[Records from a data collection]
=======
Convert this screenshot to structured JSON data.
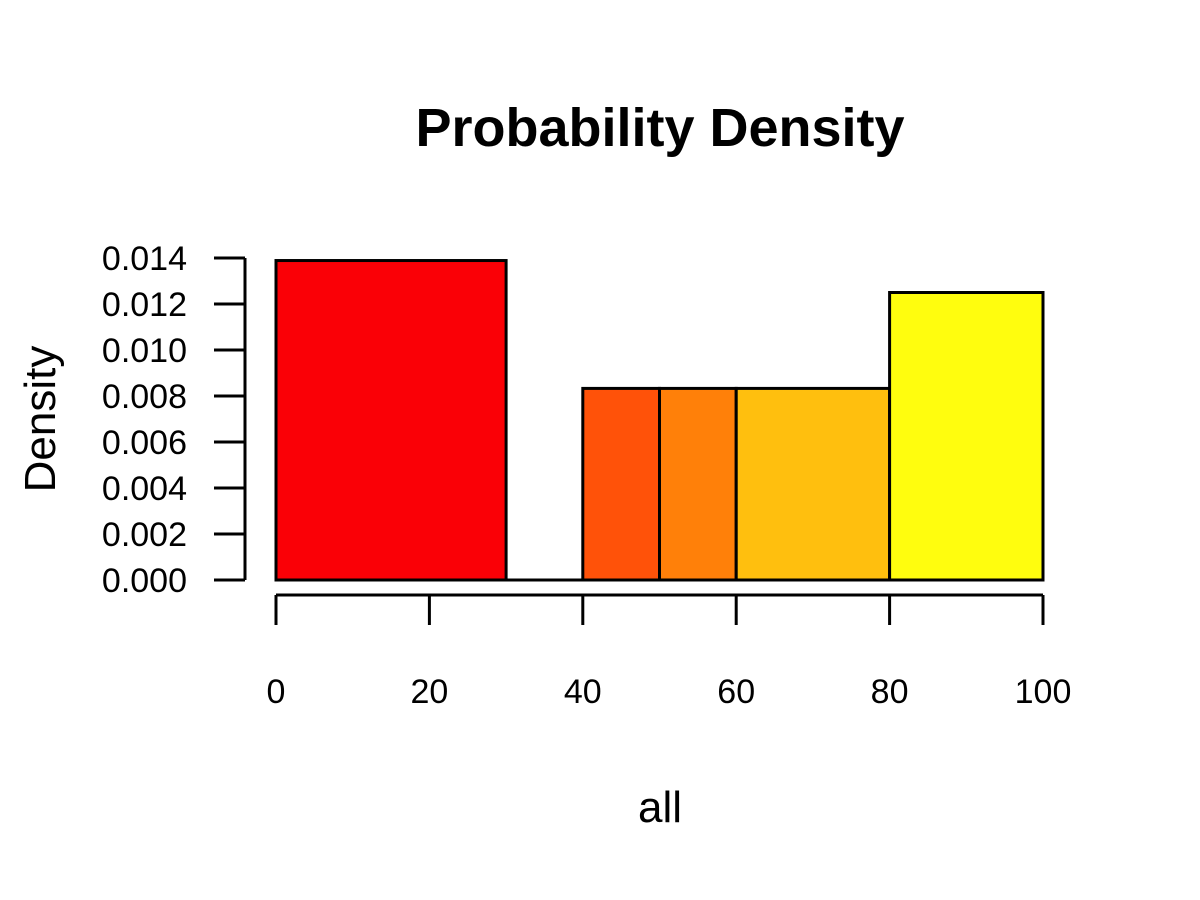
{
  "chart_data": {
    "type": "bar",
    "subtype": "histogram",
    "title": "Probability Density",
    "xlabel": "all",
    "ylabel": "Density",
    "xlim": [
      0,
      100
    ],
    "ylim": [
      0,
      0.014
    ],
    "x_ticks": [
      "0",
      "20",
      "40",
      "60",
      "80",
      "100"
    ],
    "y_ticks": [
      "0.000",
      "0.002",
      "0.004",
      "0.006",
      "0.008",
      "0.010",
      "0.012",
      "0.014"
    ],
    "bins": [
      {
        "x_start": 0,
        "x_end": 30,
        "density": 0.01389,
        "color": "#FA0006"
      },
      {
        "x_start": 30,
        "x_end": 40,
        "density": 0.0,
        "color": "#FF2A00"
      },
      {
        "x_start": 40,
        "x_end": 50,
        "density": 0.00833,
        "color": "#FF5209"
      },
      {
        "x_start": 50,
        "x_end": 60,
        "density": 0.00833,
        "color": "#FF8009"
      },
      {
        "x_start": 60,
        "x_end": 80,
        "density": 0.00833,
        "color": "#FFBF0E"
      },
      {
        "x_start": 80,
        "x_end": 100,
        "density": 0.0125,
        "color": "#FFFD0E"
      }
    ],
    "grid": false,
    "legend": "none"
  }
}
=======
• [TASK BRIEF]: Search the data for "color". Copy every matching line.

• [FINAL RESULT]:
        "color": "#FA0006"
        "color": "#FF2A00"
        "color": "#FF5209"
        "color": "#FF8009"
        "color": "#FFBF0E"
        "color": "#FFFD0E"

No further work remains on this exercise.